> Exercise details: Copy the data precisely, character for character, and leave out every picture.
━━━ Material supplied
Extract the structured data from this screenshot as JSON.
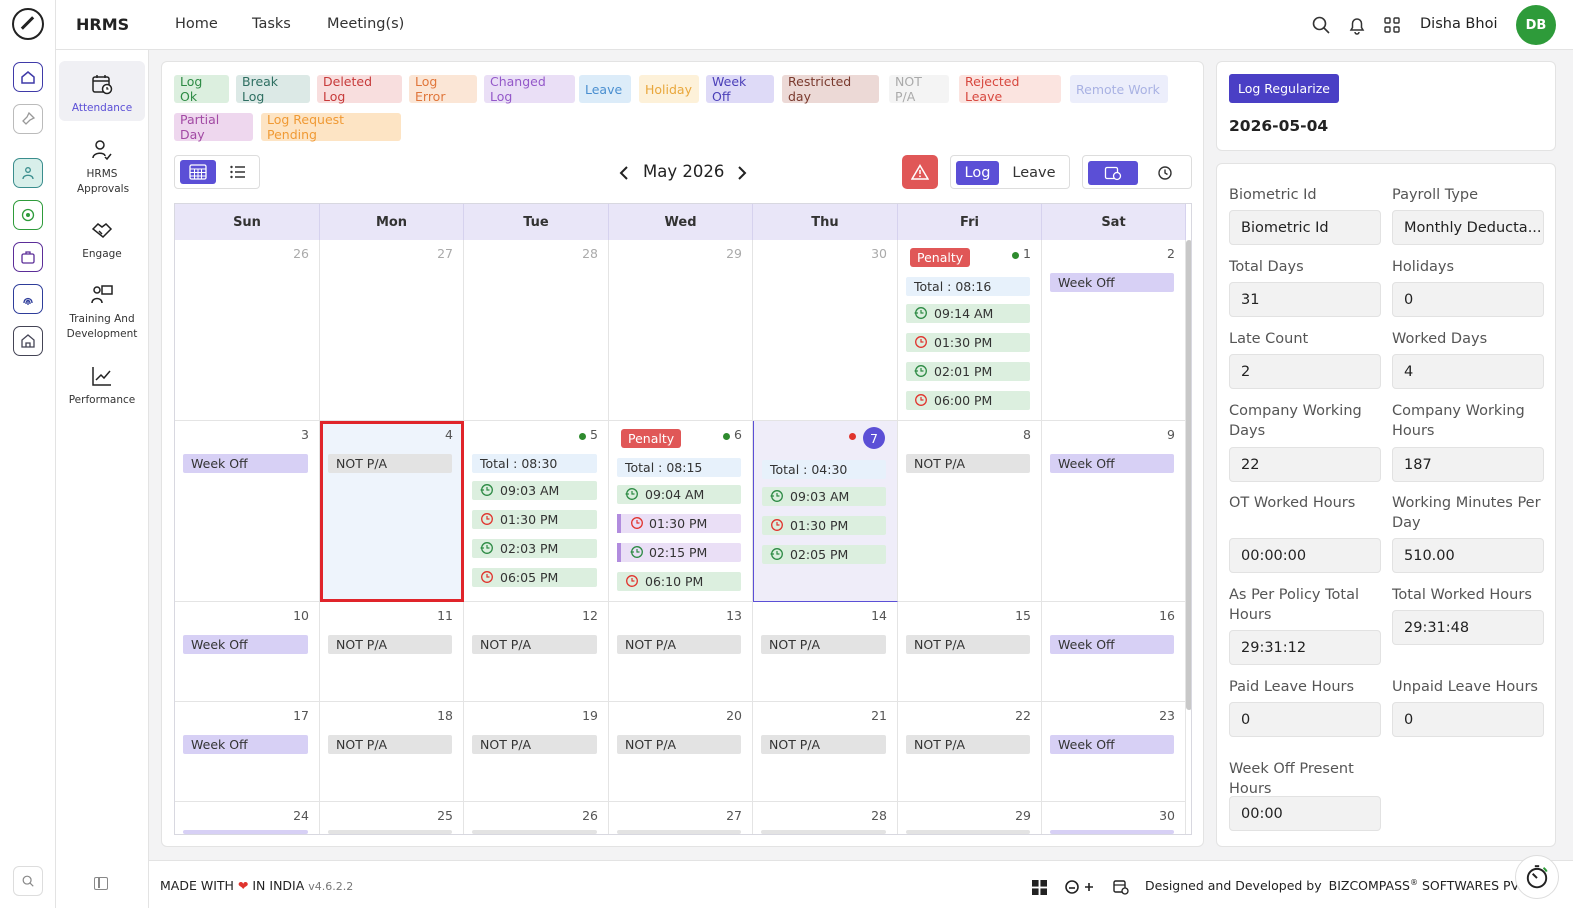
{
  "app": {
    "brand": "HRMS"
  },
  "topnav": {
    "items": [
      "Home",
      "Tasks",
      "Meeting(s)"
    ],
    "user_name": "Disha Bhoi",
    "avatar_initials": "DB"
  },
  "sidenav": {
    "items": [
      {
        "label": "Attendance",
        "icon": "calendar-clock-icon",
        "active": true
      },
      {
        "label": "HRMS Approvals",
        "icon": "user-check-icon"
      },
      {
        "label": "Engage",
        "icon": "handshake-icon"
      },
      {
        "label": "Training And Development",
        "icon": "presentation-icon"
      },
      {
        "label": "Performance",
        "icon": "chart-line-icon"
      }
    ]
  },
  "legend": [
    {
      "label": "Log Ok",
      "bg": "#dcefdf",
      "fg": "#2e8b45"
    },
    {
      "label": "Break Log",
      "bg": "#dce9e6",
      "fg": "#2f6f62"
    },
    {
      "label": "Deleted Log",
      "bg": "#f8dede",
      "fg": "#c73a3a"
    },
    {
      "label": "Log Error",
      "bg": "#fbe6d6",
      "fg": "#e0773c"
    },
    {
      "label": "Changed Log",
      "bg": "#eadff6",
      "fg": "#9458c9"
    },
    {
      "label": "Leave",
      "bg": "#dcecf9",
      "fg": "#4a8fd0"
    },
    {
      "label": "Holiday",
      "bg": "#fdf1d9",
      "fg": "#e9a73c"
    },
    {
      "label": "Week Off",
      "bg": "#dedaf7",
      "fg": "#4b3fb8"
    },
    {
      "label": "Restricted day",
      "bg": "#ecd9d6",
      "fg": "#7a3a2e"
    },
    {
      "label": "NOT P/A",
      "bg": "#f4f4f4",
      "fg": "#aaaaaa"
    },
    {
      "label": "Rejected Leave",
      "bg": "#fbe4e0",
      "fg": "#d7473e"
    },
    {
      "label": "Remote Work",
      "bg": "#eceefb",
      "fg": "#a9b2e3"
    },
    {
      "label": "Partial Day",
      "bg": "#eed7ee",
      "fg": "#a24aa4"
    },
    {
      "label": "Log Request Pending",
      "bg": "#fde4c4",
      "fg": "#f09a35"
    }
  ],
  "calendar": {
    "month_label": "May 2026",
    "toggle": {
      "log": "Log",
      "leave": "Leave"
    },
    "weekdays": [
      "Sun",
      "Mon",
      "Tue",
      "Wed",
      "Thu",
      "Fri",
      "Sat"
    ],
    "weeks": [
      [
        {
          "day": "26",
          "muted": true
        },
        {
          "day": "27",
          "muted": true
        },
        {
          "day": "28",
          "muted": true
        },
        {
          "day": "29",
          "muted": true
        },
        {
          "day": "30",
          "muted": true
        },
        {
          "day": "1",
          "penalty": "Penalty",
          "dot": "#2e8b2e",
          "total": "Total : 08:16",
          "logs": [
            {
              "t": "09:14 AM",
              "k": "in"
            },
            {
              "t": "01:30 PM",
              "k": "out"
            },
            {
              "t": "02:01 PM",
              "k": "in"
            },
            {
              "t": "06:00 PM",
              "k": "out"
            }
          ]
        },
        {
          "day": "2",
          "status": "Week Off"
        }
      ],
      [
        {
          "day": "3",
          "status": "Week Off"
        },
        {
          "day": "4",
          "status": "NOT P/A",
          "selected": true
        },
        {
          "day": "5",
          "dot": "#2e8b2e",
          "total": "Total : 08:30",
          "logs": [
            {
              "t": "09:03 AM",
              "k": "in"
            },
            {
              "t": "01:30 PM",
              "k": "out"
            },
            {
              "t": "02:03 PM",
              "k": "in"
            },
            {
              "t": "06:05 PM",
              "k": "out"
            }
          ]
        },
        {
          "day": "6",
          "penalty": "Penalty",
          "dot": "#2e8b2e",
          "total": "Total : 08:15",
          "logs": [
            {
              "t": "09:04 AM",
              "k": "in"
            },
            {
              "t": "01:30 PM",
              "k": "chg"
            },
            {
              "t": "02:15 PM",
              "k": "chgin"
            },
            {
              "t": "06:10 PM",
              "k": "out"
            }
          ]
        },
        {
          "day": "7",
          "today": true,
          "dot": "#e0342e",
          "total": "Total : 04:30",
          "logs": [
            {
              "t": "09:03 AM",
              "k": "in"
            },
            {
              "t": "01:30 PM",
              "k": "out"
            },
            {
              "t": "02:05 PM",
              "k": "in"
            }
          ]
        },
        {
          "day": "8",
          "status": "NOT P/A"
        },
        {
          "day": "9",
          "status": "Week Off"
        }
      ],
      [
        {
          "day": "10",
          "status": "Week Off"
        },
        {
          "day": "11",
          "status": "NOT P/A"
        },
        {
          "day": "12",
          "status": "NOT P/A"
        },
        {
          "day": "13",
          "status": "NOT P/A"
        },
        {
          "day": "14",
          "status": "NOT P/A"
        },
        {
          "day": "15",
          "status": "NOT P/A"
        },
        {
          "day": "16",
          "status": "Week Off"
        }
      ],
      [
        {
          "day": "17",
          "status": "Week Off"
        },
        {
          "day": "18",
          "status": "NOT P/A"
        },
        {
          "day": "19",
          "status": "NOT P/A"
        },
        {
          "day": "20",
          "status": "NOT P/A"
        },
        {
          "day": "21",
          "status": "NOT P/A"
        },
        {
          "day": "22",
          "status": "NOT P/A"
        },
        {
          "day": "23",
          "status": "Week Off"
        }
      ],
      [
        {
          "day": "24"
        },
        {
          "day": "25"
        },
        {
          "day": "26"
        },
        {
          "day": "27"
        },
        {
          "day": "28"
        },
        {
          "day": "29"
        },
        {
          "day": "30"
        }
      ]
    ]
  },
  "regularize": {
    "button": "Log Regularize",
    "date": "2026-05-04"
  },
  "summary": [
    {
      "label": "Biometric Id",
      "value": "Biometric Id"
    },
    {
      "label": "Payroll Type",
      "value": "Monthly Deducta..."
    },
    {
      "label": "Total Days",
      "value": "31"
    },
    {
      "label": "Holidays",
      "value": "0"
    },
    {
      "label": "Late Count",
      "value": "2"
    },
    {
      "label": "Worked Days",
      "value": "4"
    },
    {
      "label": "Company Working Days",
      "value": "22"
    },
    {
      "label": "Company Working Hours",
      "value": "187"
    },
    {
      "label": "OT Worked Hours",
      "value": "00:00:00"
    },
    {
      "label": "Working Minutes Per Day",
      "value": "510.00"
    },
    {
      "label": "As Per Policy Total Hours",
      "value": "29:31:12"
    },
    {
      "label": "Total Worked Hours",
      "value": "29:31:48"
    },
    {
      "label": "Paid Leave Hours",
      "value": "0"
    },
    {
      "label": "Unpaid Leave Hours",
      "value": "0"
    },
    {
      "label": "Week Off Present Hours",
      "value": "00:00"
    }
  ],
  "footer": {
    "made_prefix": "MADE WITH",
    "made_suffix": "IN INDIA",
    "version": "v4.6.2.2",
    "designed_by": "Designed and Developed by",
    "company": "BIZCOMPASS",
    "company_suffix": "SOFTWARES PVT"
  }
}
━━━━━━
> Result for this task:
Extract the structured data from this screenshot as JSON.
{
  "app": {
    "brand": "HRMS"
  },
  "topnav": {
    "items": [
      "Home",
      "Tasks",
      "Meeting(s)"
    ],
    "user_name": "Disha Bhoi",
    "avatar_initials": "DB"
  },
  "sidenav": {
    "items": [
      {
        "label": "Attendance",
        "icon": "calendar-clock-icon",
        "active": true
      },
      {
        "label": "HRMS Approvals",
        "icon": "user-check-icon"
      },
      {
        "label": "Engage",
        "icon": "handshake-icon"
      },
      {
        "label": "Training And Development",
        "icon": "presentation-icon"
      },
      {
        "label": "Performance",
        "icon": "chart-line-icon"
      }
    ]
  },
  "legend": [
    {
      "label": "Log Ok",
      "bg": "#dcefdf",
      "fg": "#2e8b45"
    },
    {
      "label": "Break Log",
      "bg": "#dce9e6",
      "fg": "#2f6f62"
    },
    {
      "label": "Deleted Log",
      "bg": "#f8dede",
      "fg": "#c73a3a"
    },
    {
      "label": "Log Error",
      "bg": "#fbe6d6",
      "fg": "#e0773c"
    },
    {
      "label": "Changed Log",
      "bg": "#eadff6",
      "fg": "#9458c9"
    },
    {
      "label": "Leave",
      "bg": "#dcecf9",
      "fg": "#4a8fd0"
    },
    {
      "label": "Holiday",
      "bg": "#fdf1d9",
      "fg": "#e9a73c"
    },
    {
      "label": "Week Off",
      "bg": "#dedaf7",
      "fg": "#4b3fb8"
    },
    {
      "label": "Restricted day",
      "bg": "#ecd9d6",
      "fg": "#7a3a2e"
    },
    {
      "label": "NOT P/A",
      "bg": "#f4f4f4",
      "fg": "#aaaaaa"
    },
    {
      "label": "Rejected Leave",
      "bg": "#fbe4e0",
      "fg": "#d7473e"
    },
    {
      "label": "Remote Work",
      "bg": "#eceefb",
      "fg": "#a9b2e3"
    },
    {
      "label": "Partial Day",
      "bg": "#eed7ee",
      "fg": "#a24aa4"
    },
    {
      "label": "Log Request Pending",
      "bg": "#fde4c4",
      "fg": "#f09a35"
    }
  ],
  "calendar": {
    "month_label": "May 2026",
    "toggle": {
      "log": "Log",
      "leave": "Leave"
    },
    "weekdays": [
      "Sun",
      "Mon",
      "Tue",
      "Wed",
      "Thu",
      "Fri",
      "Sat"
    ],
    "weeks": [
      [
        {
          "day": "26",
          "muted": true
        },
        {
          "day": "27",
          "muted": true
        },
        {
          "day": "28",
          "muted": true
        },
        {
          "day": "29",
          "muted": true
        },
        {
          "day": "30",
          "muted": true
        },
        {
          "day": "1",
          "penalty": "Penalty",
          "dot": "#2e8b2e",
          "total": "Total : 08:16",
          "logs": [
            {
              "t": "09:14 AM",
              "k": "in"
            },
            {
              "t": "01:30 PM",
              "k": "out"
            },
            {
              "t": "02:01 PM",
              "k": "in"
            },
            {
              "t": "06:00 PM",
              "k": "out"
            }
          ]
        },
        {
          "day": "2",
          "status": "Week Off"
        }
      ],
      [
        {
          "day": "3",
          "status": "Week Off"
        },
        {
          "day": "4",
          "status": "NOT P/A",
          "selected": true
        },
        {
          "day": "5",
          "dot": "#2e8b2e",
          "total": "Total : 08:30",
          "logs": [
            {
              "t": "09:03 AM",
              "k": "in"
            },
            {
              "t": "01:30 PM",
              "k": "out"
            },
            {
              "t": "02:03 PM",
              "k": "in"
            },
            {
              "t": "06:05 PM",
              "k": "out"
            }
          ]
        },
        {
          "day": "6",
          "penalty": "Penalty",
          "dot": "#2e8b2e",
          "total": "Total : 08:15",
          "logs": [
            {
              "t": "09:04 AM",
              "k": "in"
            },
            {
              "t": "01:30 PM",
              "k": "chg"
            },
            {
              "t": "02:15 PM",
              "k": "chgin"
            },
            {
              "t": "06:10 PM",
              "k": "out"
            }
          ]
        },
        {
          "day": "7",
          "today": true,
          "dot": "#e0342e",
          "total": "Total : 04:30",
          "logs": [
            {
              "t": "09:03 AM",
              "k": "in"
            },
            {
              "t": "01:30 PM",
              "k": "out"
            },
            {
              "t": "02:05 PM",
              "k": "in"
            }
          ]
        },
        {
          "day": "8",
          "status": "NOT P/A"
        },
        {
          "day": "9",
          "status": "Week Off"
        }
      ],
      [
        {
          "day": "10",
          "status": "Week Off"
        },
        {
          "day": "11",
          "status": "NOT P/A"
        },
        {
          "day": "12",
          "status": "NOT P/A"
        },
        {
          "day": "13",
          "status": "NOT P/A"
        },
        {
          "day": "14",
          "status": "NOT P/A"
        },
        {
          "day": "15",
          "status": "NOT P/A"
        },
        {
          "day": "16",
          "status": "Week Off"
        }
      ],
      [
        {
          "day": "17",
          "status": "Week Off"
        },
        {
          "day": "18",
          "status": "NOT P/A"
        },
        {
          "day": "19",
          "status": "NOT P/A"
        },
        {
          "day": "20",
          "status": "NOT P/A"
        },
        {
          "day": "21",
          "status": "NOT P/A"
        },
        {
          "day": "22",
          "status": "NOT P/A"
        },
        {
          "day": "23",
          "status": "Week Off"
        }
      ],
      [
        {
          "day": "24"
        },
        {
          "day": "25"
        },
        {
          "day": "26"
        },
        {
          "day": "27"
        },
        {
          "day": "28"
        },
        {
          "day": "29"
        },
        {
          "day": "30"
        }
      ]
    ]
  },
  "regularize": {
    "button": "Log Regularize",
    "date": "2026-05-04"
  },
  "summary": [
    {
      "label": "Biometric Id",
      "value": "Biometric Id"
    },
    {
      "label": "Payroll Type",
      "value": "Monthly Deducta..."
    },
    {
      "label": "Total Days",
      "value": "31"
    },
    {
      "label": "Holidays",
      "value": "0"
    },
    {
      "label": "Late Count",
      "value": "2"
    },
    {
      "label": "Worked Days",
      "value": "4"
    },
    {
      "label": "Company Working Days",
      "value": "22"
    },
    {
      "label": "Company Working Hours",
      "value": "187"
    },
    {
      "label": "OT Worked Hours",
      "value": "00:00:00"
    },
    {
      "label": "Working Minutes Per Day",
      "value": "510.00"
    },
    {
      "label": "As Per Policy Total Hours",
      "value": "29:31:12"
    },
    {
      "label": "Total Worked Hours",
      "value": "29:31:48"
    },
    {
      "label": "Paid Leave Hours",
      "value": "0"
    },
    {
      "label": "Unpaid Leave Hours",
      "value": "0"
    },
    {
      "label": "Week Off Present Hours",
      "value": "00:00"
    }
  ],
  "footer": {
    "made_prefix": "MADE WITH",
    "made_suffix": "IN INDIA",
    "version": "v4.6.2.2",
    "designed_by": "Designed and Developed by",
    "company": "BIZCOMPASS",
    "company_suffix": "SOFTWARES PVT"
  }
}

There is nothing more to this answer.